[Saved entries]
____
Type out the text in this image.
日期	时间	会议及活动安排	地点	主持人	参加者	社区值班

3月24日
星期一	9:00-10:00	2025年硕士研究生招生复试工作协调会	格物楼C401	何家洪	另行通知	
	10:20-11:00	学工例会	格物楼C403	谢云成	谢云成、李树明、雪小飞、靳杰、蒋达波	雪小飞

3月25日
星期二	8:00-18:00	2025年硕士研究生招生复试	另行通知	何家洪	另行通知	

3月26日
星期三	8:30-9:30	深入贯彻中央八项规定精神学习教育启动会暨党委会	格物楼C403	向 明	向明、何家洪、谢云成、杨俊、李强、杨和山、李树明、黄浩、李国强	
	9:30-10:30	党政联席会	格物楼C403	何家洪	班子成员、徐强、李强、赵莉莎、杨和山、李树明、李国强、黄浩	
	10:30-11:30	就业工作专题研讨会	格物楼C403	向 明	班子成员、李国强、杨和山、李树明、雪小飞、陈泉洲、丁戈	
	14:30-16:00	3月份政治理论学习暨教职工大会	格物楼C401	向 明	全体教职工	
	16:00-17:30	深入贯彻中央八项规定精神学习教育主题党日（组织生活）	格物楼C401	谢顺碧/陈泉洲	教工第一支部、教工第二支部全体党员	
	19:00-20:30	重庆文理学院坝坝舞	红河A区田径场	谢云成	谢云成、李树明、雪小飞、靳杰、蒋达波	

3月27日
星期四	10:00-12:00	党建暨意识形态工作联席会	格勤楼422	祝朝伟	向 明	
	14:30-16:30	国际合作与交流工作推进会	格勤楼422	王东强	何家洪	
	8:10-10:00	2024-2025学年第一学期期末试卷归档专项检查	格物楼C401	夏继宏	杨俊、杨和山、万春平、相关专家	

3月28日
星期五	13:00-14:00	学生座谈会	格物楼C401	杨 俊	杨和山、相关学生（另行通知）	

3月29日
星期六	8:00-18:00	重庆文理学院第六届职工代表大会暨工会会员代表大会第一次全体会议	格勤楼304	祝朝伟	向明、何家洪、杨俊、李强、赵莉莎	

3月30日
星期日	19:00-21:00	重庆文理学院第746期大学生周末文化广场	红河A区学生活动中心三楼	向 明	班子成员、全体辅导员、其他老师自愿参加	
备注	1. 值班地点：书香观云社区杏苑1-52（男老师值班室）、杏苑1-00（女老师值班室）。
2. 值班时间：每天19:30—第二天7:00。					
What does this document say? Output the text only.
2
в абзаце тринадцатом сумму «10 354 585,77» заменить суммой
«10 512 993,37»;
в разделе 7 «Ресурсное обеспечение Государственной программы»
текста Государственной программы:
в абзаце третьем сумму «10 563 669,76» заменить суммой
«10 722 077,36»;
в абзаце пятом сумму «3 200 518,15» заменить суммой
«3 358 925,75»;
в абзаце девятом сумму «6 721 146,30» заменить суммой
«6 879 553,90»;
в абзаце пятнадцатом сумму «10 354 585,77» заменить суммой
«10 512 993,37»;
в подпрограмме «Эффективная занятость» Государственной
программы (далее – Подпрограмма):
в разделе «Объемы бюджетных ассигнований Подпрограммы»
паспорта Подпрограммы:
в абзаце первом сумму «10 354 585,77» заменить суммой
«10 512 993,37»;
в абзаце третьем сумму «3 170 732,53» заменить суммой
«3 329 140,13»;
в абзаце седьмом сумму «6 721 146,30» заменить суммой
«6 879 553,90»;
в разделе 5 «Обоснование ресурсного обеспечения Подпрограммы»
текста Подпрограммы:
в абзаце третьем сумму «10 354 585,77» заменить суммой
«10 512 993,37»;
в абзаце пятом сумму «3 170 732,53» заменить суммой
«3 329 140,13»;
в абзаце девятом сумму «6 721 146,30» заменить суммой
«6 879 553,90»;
____
Given request: Copy every line of the records word for word.

Completed exercise:
Type out the text in this image.
日期	时间	会议及活动安排	地点	主持人	参加者	社区值班

3月24日
星期一	9:00-10:00	2025年硕士研究生招生复试工作协调会	格物楼C401	何家洪	另行通知	
	10:20-11:00	学工例会	格物楼C403	谢云成	谢云成、李树明、雪小飞、靳杰、蒋达波	雪小飞

3月25日
星期二	8:00-18:00	2025年硕士研究生招生复试	另行通知	何家洪	另行通知	

3月26日
星期三	8:30-9:30	深入贯彻中央八项规定精神学习教育启动会暨党委会	格物楼C403	向 明	向明、何家洪、谢云成、杨俊、李强、杨和山、李树明、黄浩、李国强	
	9:30-10:30	党政联席会	格物楼C403	何家洪	班子成员、徐强、李强、赵莉莎、杨和山、李树明、李国强、黄浩	
	10:30-11:30	就业工作专题研讨会	格物楼C403	向 明	班子成员、李国强、杨和山、李树明、雪小飞、陈泉洲、丁戈	
	14:30-16:00	3月份政治理论学习暨教职工大会	格物楼C401	向 明	全体教职工	
	16:00-17:30	深入贯彻中央八项规定精神学习教育主题党日（组织生活）	格物楼C401	谢顺碧/陈泉洲	教工第一支部、教工第二支部全体党员	
	19:00-20:30	重庆文理学院坝坝舞	红河A区田径场	谢云成	谢云成、李树明、雪小飞、靳杰、蒋达波	

3月27日
星期四	10:00-12:00	党建暨意识形态工作联席会	格勤楼422	祝朝伟	向 明	
	14:30-16:30	国际合作与交流工作推进会	格勤楼422	王东强	何家洪	
	8:10-10:00	2024-2025学年第一学期期末试卷归档专项检查	格物楼C401	夏继宏	杨俊、杨和山、万春平、相关专家	

3月28日
星期五	13:00-14:00	学生座谈会	格物楼C401	杨 俊	杨和山、相关学生（另行通知）	

3月29日
星期六	8:00-18:00	重庆文理学院第六届职工代表大会暨工会会员代表大会第一次全体会议	格勤楼304	祝朝伟	向明、何家洪、杨俊、李强、赵莉莎	

3月30日
星期日	19:00-21:00	重庆文理学院第746期大学生周末文化广场	红河A区学生活动中心三楼	向 明	班子成员、全体辅导员、其他老师自愿参加	
备注	1. 值班地点：书香观云社区杏苑1-52（男老师值班室）、杏苑1-00（女老师值班室）。
2. 值班时间：每天19:30—第二天7:00。					
What does this document say? Output the text only.
2
в абзаце тринадцатом сумму «10 354 585,77» заменить суммой
«10 512 993,37»;
в разделе 7 «Ресурсное обеспечение Государственной программы»
текста Государственной программы:
в абзаце третьем сумму «10 563 669,76» заменить суммой
«10 722 077,36»;
в абзаце пятом сумму «3 200 518,15» заменить суммой
«3 358 925,75»;
в абзаце девятом сумму «6 721 146,30» заменить суммой
«6 879 553,90»;
в абзаце пятнадцатом сумму «10 354 585,77» заменить суммой
«10 512 993,37»;
в подпрограмме «Эффективная занятость» Государственной
программы (далее – Подпрограмма):
в разделе «Объемы бюджетных ассигнований Подпрограммы»
паспорта Подпрограммы:
в абзаце первом сумму «10 354 585,77» заменить суммой
«10 512 993,37»;
в абзаце третьем сумму «3 170 732,53» заменить суммой
«3 329 140,13»;
в абзаце седьмом сумму «6 721 146,30» заменить суммой
«6 879 553,90»;
в разделе 5 «Обоснование ресурсного обеспечения Подпрограммы»
текста Подпрограммы:
в абзаце третьем сумму «10 354 585,77» заменить суммой
«10 512 993,37»;
в абзаце пятом сумму «3 170 732,53» заменить суммой
«3 329 140,13»;
в абзаце девятом сумму «6 721 146,30» заменить суммой
«6 879 553,90»;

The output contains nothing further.